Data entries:
☆ ☆ ☆ ☆ ☆ ☆ ☆
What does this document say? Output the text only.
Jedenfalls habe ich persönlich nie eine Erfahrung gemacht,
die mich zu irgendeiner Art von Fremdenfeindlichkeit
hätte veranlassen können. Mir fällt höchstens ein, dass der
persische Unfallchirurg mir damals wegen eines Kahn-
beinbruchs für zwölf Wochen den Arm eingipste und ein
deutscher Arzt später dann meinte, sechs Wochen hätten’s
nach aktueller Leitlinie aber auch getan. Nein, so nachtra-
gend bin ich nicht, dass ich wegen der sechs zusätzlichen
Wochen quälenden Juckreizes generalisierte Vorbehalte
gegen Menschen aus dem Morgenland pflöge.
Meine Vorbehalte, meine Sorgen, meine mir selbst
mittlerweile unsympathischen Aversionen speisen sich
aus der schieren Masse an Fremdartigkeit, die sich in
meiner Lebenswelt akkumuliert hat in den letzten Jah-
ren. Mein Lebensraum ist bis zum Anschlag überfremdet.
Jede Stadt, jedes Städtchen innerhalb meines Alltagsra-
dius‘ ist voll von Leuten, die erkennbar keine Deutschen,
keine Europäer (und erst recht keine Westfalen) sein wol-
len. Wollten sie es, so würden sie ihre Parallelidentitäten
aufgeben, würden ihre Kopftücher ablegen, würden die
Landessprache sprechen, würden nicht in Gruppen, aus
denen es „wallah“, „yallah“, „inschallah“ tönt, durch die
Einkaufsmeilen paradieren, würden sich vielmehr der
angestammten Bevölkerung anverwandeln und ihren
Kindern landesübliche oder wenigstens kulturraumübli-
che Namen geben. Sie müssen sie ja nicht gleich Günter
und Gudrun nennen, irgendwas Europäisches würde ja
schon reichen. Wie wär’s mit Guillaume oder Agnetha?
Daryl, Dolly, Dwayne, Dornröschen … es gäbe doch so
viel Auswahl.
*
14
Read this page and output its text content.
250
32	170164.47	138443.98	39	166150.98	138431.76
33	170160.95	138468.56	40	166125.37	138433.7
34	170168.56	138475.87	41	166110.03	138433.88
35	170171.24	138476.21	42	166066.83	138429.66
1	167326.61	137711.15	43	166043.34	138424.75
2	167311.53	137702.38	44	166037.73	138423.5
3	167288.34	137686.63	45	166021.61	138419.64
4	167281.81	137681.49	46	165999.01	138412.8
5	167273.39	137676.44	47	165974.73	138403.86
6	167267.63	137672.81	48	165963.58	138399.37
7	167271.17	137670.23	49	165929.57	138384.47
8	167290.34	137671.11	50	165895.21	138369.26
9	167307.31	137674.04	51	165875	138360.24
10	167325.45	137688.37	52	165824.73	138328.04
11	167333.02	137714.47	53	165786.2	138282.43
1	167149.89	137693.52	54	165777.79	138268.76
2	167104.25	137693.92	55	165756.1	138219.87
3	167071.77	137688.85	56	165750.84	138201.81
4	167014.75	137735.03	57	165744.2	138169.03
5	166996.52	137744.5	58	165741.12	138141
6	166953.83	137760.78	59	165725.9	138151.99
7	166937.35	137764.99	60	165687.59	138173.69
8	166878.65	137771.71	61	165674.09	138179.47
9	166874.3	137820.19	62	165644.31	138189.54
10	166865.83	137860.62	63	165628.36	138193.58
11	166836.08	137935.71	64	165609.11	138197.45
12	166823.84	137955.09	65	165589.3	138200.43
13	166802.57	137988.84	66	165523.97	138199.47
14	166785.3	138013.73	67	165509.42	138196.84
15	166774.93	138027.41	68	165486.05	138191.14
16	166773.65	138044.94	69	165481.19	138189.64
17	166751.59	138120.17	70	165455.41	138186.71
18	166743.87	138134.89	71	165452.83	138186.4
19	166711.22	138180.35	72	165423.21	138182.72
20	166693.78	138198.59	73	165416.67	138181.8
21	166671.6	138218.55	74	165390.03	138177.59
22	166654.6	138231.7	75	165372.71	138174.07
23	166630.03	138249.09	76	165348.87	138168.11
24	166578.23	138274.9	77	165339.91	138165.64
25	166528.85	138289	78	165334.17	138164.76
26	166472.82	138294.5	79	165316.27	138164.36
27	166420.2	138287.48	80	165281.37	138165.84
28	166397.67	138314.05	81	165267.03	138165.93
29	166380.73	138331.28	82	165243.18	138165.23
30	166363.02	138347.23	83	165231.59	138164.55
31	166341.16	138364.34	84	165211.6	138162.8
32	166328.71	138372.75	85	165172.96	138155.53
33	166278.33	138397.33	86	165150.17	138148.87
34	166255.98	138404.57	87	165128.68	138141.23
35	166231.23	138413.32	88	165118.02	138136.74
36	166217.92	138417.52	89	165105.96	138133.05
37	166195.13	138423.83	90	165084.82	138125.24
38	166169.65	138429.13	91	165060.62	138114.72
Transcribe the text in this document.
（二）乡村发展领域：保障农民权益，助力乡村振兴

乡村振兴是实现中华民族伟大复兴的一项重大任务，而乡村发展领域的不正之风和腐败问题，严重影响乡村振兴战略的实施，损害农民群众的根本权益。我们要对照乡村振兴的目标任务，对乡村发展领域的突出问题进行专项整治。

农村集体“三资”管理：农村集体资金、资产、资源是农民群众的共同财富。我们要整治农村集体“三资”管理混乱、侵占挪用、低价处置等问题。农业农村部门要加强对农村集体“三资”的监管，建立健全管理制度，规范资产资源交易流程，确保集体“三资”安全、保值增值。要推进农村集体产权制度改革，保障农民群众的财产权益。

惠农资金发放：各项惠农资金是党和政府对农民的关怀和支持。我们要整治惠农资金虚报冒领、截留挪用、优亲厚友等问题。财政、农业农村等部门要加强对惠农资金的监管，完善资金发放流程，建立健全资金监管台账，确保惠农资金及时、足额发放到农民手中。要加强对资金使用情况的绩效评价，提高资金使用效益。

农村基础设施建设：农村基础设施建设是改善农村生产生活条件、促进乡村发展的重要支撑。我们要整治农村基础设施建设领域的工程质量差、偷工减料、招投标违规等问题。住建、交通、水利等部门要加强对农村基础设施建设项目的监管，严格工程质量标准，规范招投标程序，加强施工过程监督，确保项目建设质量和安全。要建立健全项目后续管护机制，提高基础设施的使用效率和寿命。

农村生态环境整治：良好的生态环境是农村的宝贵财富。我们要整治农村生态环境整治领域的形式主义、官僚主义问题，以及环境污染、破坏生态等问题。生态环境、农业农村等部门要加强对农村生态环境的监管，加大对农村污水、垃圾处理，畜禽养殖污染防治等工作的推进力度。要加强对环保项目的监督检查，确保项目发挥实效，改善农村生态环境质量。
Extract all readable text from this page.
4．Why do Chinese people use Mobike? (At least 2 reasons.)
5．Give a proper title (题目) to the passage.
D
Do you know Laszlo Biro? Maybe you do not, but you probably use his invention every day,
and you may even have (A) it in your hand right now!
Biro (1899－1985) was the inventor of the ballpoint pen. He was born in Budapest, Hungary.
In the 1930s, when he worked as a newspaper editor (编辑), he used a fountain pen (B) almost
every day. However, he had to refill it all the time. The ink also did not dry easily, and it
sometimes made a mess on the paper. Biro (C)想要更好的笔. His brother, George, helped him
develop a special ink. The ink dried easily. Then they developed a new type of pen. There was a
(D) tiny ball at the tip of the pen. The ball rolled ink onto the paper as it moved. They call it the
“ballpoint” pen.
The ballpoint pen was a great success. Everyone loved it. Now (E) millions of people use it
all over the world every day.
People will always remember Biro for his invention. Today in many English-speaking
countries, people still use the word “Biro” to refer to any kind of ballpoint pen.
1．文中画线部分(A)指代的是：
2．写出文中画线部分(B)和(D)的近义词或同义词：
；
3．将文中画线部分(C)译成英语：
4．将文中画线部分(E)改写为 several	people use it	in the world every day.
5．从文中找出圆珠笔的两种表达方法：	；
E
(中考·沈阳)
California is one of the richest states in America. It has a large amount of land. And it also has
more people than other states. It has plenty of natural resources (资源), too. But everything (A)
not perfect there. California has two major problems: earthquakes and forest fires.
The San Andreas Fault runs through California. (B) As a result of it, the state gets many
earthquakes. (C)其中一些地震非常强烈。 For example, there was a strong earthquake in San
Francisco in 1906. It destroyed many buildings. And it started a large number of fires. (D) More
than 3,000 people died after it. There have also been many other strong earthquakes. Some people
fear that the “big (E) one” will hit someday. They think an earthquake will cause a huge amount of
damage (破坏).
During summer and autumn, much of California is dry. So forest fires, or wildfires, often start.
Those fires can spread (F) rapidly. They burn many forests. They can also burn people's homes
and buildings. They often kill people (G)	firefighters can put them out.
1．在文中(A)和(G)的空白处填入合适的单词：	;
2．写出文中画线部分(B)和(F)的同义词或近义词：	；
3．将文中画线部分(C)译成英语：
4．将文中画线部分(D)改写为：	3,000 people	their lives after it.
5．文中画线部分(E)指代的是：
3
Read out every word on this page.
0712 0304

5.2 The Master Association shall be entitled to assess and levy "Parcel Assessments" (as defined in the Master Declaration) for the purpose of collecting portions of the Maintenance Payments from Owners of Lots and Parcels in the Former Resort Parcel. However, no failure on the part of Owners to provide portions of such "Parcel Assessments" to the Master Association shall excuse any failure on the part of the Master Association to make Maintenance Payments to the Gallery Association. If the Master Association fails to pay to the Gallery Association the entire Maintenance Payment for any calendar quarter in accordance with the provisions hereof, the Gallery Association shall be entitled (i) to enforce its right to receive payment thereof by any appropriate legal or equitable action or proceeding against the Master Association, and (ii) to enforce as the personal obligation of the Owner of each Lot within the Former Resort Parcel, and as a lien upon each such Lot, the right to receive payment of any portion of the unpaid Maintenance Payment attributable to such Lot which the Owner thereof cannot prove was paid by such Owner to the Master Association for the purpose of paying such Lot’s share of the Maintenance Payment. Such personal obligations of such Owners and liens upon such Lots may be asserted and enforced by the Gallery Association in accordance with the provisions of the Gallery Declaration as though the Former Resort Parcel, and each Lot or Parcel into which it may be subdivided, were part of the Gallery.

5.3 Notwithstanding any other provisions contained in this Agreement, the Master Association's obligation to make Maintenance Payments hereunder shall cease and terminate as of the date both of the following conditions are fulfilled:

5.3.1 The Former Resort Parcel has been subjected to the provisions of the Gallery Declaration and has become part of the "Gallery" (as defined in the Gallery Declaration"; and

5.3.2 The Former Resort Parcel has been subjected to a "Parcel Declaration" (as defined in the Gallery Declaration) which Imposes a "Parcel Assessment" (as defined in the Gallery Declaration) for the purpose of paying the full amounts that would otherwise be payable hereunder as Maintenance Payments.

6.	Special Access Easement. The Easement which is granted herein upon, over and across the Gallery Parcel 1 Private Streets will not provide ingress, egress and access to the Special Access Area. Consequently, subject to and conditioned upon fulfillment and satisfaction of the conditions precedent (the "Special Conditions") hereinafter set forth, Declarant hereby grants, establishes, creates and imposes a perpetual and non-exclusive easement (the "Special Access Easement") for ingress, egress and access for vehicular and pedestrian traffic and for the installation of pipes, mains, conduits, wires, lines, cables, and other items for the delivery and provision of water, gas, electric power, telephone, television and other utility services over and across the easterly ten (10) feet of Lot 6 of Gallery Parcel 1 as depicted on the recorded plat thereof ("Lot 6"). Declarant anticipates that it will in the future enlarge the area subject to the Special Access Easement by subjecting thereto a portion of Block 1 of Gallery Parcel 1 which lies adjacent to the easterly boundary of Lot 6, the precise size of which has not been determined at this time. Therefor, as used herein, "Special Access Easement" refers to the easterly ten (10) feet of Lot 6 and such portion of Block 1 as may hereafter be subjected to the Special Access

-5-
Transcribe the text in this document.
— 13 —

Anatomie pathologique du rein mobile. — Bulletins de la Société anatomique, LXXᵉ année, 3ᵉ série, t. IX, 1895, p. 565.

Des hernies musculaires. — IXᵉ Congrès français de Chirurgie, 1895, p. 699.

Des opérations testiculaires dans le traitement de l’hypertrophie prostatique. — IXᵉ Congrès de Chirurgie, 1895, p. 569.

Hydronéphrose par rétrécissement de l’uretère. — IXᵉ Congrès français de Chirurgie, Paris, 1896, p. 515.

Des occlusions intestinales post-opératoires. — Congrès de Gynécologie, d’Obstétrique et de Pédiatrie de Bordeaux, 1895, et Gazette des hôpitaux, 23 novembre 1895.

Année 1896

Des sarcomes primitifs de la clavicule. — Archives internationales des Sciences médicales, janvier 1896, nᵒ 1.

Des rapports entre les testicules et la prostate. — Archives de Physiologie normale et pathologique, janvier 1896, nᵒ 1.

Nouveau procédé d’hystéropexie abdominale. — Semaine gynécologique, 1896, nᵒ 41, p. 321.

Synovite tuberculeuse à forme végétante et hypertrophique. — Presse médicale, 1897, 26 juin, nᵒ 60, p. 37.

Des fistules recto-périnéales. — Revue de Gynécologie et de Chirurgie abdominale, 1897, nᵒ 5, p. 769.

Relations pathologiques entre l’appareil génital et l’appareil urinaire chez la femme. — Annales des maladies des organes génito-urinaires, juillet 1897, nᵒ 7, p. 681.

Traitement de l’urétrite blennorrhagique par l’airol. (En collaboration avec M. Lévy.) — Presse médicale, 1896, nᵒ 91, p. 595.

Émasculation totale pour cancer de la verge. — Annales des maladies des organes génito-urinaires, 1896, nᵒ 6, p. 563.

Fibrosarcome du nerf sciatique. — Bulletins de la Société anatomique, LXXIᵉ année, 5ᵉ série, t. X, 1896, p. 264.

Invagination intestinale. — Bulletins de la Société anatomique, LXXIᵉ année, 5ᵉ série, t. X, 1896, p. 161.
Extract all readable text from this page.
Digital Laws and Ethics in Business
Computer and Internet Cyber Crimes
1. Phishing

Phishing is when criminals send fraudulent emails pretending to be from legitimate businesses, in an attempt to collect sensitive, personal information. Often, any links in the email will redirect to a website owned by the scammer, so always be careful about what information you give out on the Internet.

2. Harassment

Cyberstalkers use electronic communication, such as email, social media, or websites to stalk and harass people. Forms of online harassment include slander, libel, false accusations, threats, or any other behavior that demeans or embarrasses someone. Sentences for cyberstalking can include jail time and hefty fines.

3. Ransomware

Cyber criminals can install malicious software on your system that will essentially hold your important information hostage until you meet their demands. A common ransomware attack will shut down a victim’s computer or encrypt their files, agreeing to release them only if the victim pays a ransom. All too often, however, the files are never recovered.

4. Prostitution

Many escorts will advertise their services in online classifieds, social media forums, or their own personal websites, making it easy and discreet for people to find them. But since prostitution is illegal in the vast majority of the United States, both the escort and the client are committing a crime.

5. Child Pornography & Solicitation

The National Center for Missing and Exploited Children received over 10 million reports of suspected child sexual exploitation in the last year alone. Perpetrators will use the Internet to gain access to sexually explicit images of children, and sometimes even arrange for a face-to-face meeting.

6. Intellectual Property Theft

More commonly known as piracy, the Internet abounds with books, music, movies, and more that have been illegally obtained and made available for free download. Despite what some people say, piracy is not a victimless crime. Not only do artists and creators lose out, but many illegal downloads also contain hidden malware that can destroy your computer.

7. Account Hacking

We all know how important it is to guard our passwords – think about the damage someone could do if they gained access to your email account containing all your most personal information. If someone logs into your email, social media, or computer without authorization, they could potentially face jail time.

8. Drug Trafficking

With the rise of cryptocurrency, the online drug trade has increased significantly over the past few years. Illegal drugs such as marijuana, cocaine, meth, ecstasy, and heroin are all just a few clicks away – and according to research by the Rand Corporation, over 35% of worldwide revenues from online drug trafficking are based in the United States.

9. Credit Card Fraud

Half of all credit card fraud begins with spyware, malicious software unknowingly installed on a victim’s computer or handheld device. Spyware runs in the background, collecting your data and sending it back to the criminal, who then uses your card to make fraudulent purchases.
☆ ☆ ☆ ☆ ☆ ☆ ☆
State the count of lines holding the string "oder" in the listing above, and nothing else.

= ANSWER TO THE PROBLEM =
2